— Start of Extracted material —
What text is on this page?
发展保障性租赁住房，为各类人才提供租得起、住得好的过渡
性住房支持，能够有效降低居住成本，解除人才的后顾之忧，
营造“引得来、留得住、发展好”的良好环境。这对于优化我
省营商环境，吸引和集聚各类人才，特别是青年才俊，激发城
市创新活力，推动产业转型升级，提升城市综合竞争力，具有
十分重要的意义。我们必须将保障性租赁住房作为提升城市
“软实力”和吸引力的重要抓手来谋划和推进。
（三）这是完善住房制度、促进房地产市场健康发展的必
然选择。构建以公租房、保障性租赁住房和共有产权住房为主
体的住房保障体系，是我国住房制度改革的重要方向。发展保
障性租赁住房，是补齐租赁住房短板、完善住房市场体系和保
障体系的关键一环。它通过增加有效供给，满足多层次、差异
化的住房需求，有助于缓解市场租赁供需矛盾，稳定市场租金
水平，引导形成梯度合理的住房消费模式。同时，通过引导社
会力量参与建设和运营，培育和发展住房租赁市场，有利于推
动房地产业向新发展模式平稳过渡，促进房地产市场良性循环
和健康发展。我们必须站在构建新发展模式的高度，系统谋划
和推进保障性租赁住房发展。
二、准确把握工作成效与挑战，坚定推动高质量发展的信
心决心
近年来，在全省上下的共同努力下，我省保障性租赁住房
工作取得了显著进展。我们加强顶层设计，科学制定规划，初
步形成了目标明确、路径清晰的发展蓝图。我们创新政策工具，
— End of Extracted material —
Goal:
Faithfully copy every entry, leaving nothing out.

Answer to the exercise:
What text is on this page?
发展保障性租赁住房，为各类人才提供租得起、住得好的过渡
性住房支持，能够有效降低居住成本，解除人才的后顾之忧，
营造“引得来、留得住、发展好”的良好环境。这对于优化我
省营商环境，吸引和集聚各类人才，特别是青年才俊，激发城
市创新活力，推动产业转型升级，提升城市综合竞争力，具有
十分重要的意义。我们必须将保障性租赁住房作为提升城市
“软实力”和吸引力的重要抓手来谋划和推进。
（三）这是完善住房制度、促进房地产市场健康发展的必
然选择。构建以公租房、保障性租赁住房和共有产权住房为主
体的住房保障体系，是我国住房制度改革的重要方向。发展保
障性租赁住房，是补齐租赁住房短板、完善住房市场体系和保
障体系的关键一环。它通过增加有效供给，满足多层次、差异
化的住房需求，有助于缓解市场租赁供需矛盾，稳定市场租金
水平，引导形成梯度合理的住房消费模式。同时，通过引导社
会力量参与建设和运营，培育和发展住房租赁市场，有利于推
动房地产业向新发展模式平稳过渡，促进房地产市场良性循环
和健康发展。我们必须站在构建新发展模式的高度，系统谋划
和推进保障性租赁住房发展。
二、准确把握工作成效与挑战，坚定推动高质量发展的信
心决心
近年来，在全省上下的共同努力下，我省保障性租赁住房
工作取得了显著进展。我们加强顶层设计，科学制定规划，初
步形成了目标明确、路径清晰的发展蓝图。我们创新政策工具，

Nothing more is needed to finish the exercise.